TASK DESCRIPTION —
Starting at the line that holds "What text is on this page?", set down each line through the end of the listing, exactly as written and with nothing added.
--- START MATERIAL SHOWN ---
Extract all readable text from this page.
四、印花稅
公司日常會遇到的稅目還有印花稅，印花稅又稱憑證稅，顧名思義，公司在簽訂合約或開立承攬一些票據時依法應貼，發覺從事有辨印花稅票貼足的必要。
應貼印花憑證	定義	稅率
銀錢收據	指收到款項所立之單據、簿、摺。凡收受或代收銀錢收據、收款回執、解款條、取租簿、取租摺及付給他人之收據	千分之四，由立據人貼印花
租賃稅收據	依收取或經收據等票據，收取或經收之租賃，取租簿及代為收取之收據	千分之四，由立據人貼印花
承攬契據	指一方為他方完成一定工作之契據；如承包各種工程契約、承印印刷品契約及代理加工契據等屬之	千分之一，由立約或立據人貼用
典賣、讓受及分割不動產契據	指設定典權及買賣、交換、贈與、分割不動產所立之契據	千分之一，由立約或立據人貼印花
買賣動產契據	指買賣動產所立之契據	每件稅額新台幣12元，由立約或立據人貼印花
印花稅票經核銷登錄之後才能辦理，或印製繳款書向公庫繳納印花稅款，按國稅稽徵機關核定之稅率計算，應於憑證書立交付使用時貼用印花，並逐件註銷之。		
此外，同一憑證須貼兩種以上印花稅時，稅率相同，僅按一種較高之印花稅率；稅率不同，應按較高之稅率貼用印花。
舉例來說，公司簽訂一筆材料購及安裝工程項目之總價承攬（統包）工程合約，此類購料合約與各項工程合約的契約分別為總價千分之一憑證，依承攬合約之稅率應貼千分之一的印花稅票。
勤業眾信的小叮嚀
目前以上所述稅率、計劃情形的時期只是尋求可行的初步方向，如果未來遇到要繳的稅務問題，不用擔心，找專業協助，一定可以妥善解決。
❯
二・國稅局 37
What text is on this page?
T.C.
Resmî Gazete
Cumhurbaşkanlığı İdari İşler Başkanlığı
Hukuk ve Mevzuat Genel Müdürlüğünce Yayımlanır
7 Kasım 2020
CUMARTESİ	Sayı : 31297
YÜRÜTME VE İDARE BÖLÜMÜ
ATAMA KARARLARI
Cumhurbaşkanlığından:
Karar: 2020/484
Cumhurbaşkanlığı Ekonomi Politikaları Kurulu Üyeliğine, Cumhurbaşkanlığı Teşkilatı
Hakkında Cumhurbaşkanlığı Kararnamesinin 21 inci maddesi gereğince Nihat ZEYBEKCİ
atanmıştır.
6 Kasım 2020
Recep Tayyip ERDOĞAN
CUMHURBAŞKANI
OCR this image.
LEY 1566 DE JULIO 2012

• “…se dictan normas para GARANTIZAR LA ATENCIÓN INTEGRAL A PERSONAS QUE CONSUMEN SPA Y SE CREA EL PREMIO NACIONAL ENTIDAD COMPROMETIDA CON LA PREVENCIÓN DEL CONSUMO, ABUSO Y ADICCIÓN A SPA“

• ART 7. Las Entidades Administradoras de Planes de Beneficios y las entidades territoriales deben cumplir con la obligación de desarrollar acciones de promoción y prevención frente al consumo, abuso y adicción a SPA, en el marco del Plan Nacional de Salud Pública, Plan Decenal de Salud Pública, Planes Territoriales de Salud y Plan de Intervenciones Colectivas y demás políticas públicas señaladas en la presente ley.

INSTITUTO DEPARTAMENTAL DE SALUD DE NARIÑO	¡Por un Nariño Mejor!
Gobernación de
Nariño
--- END MATERIAL SHOWN ---
THE SOLUTION —
What text is on this page?
T.C.
Resmî Gazete
Cumhurbaşkanlığı İdari İşler Başkanlığı
Hukuk ve Mevzuat Genel Müdürlüğünce Yayımlanır
7 Kasım 2020
CUMARTESİ	Sayı : 31297
YÜRÜTME VE İDARE BÖLÜMÜ
ATAMA KARARLARI
Cumhurbaşkanlığından:
Karar: 2020/484
Cumhurbaşkanlığı Ekonomi Politikaları Kurulu Üyeliğine, Cumhurbaşkanlığı Teşkilatı
Hakkında Cumhurbaşkanlığı Kararnamesinin 21 inci maddesi gereğince Nihat ZEYBEKCİ
atanmıştır.
6 Kasım 2020
Recep Tayyip ERDOĞAN
CUMHURBAŞKANI
OCR this image.
LEY 1566 DE JULIO 2012

• “…se dictan normas para GARANTIZAR LA ATENCIÓN INTEGRAL A PERSONAS QUE CONSUMEN SPA Y SE CREA EL PREMIO NACIONAL ENTIDAD COMPROMETIDA CON LA PREVENCIÓN DEL CONSUMO, ABUSO Y ADICCIÓN A SPA“

• ART 7. Las Entidades Administradoras de Planes de Beneficios y las entidades territoriales deben cumplir con la obligación de desarrollar acciones de promoción y prevención frente al consumo, abuso y adicción a SPA, en el marco del Plan Nacional de Salud Pública, Plan Decenal de Salud Pública, Planes Territoriales de Salud y Plan de Intervenciones Colectivas y demás políticas públicas señaladas en la presente ley.

INSTITUTO DEPARTAMENTAL DE SALUD DE NARIÑO	¡Por un Nariño Mejor!
Gobernación de
Nariño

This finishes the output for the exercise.